▶ Source records

§

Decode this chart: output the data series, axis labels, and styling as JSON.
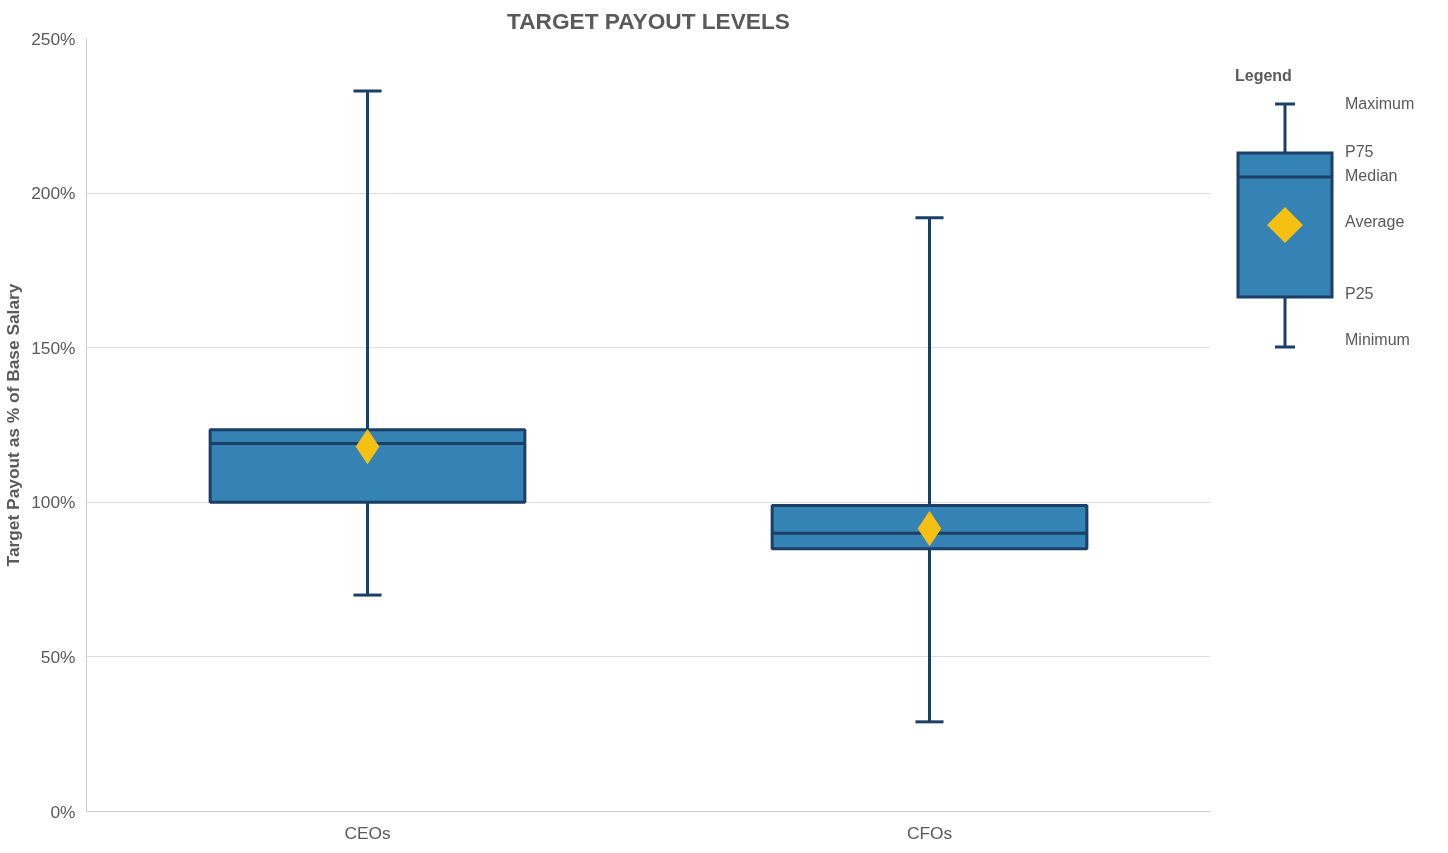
{
  "chart_data": {
    "type": "box",
    "title": "TARGET PAYOUT LEVELS",
    "ylabel": "Target Payout as % of Base Salary",
    "categories": [
      "CEOs",
      "CFOs"
    ],
    "boxes": [
      {
        "low": 70,
        "q1": 100,
        "median": 119,
        "q3": 123.5,
        "high": 233,
        "mean": 118
      },
      {
        "low": 29,
        "q1": 85,
        "median": 90,
        "q3": 99,
        "high": 192,
        "mean": 91.5
      }
    ],
    "color": "#3582b4",
    "marker": "diamond",
    "ylim": [
      0,
      250
    ],
    "yticks": [
      {
        "value": 0,
        "label": "0%"
      },
      {
        "value": 50,
        "label": "50%"
      },
      {
        "value": 100,
        "label": "100%"
      },
      {
        "value": 150,
        "label": "150%"
      },
      {
        "value": 200,
        "label": "200%"
      },
      {
        "value": 250,
        "label": "250%"
      }
    ],
    "grid": "y",
    "legend_title": "Legend",
    "annotations": [
      "Maximum",
      "P75",
      "Median",
      "Average",
      "P25",
      "Minimum"
    ]
  }
}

§

▶ Exercise objective
From the records above, pull out each line that has "value".

▶ Result of this exercise
        "value": 0,
        "value": 50,
        "value": 100,
        "value": 150,
        "value": 200,
        "value": 250,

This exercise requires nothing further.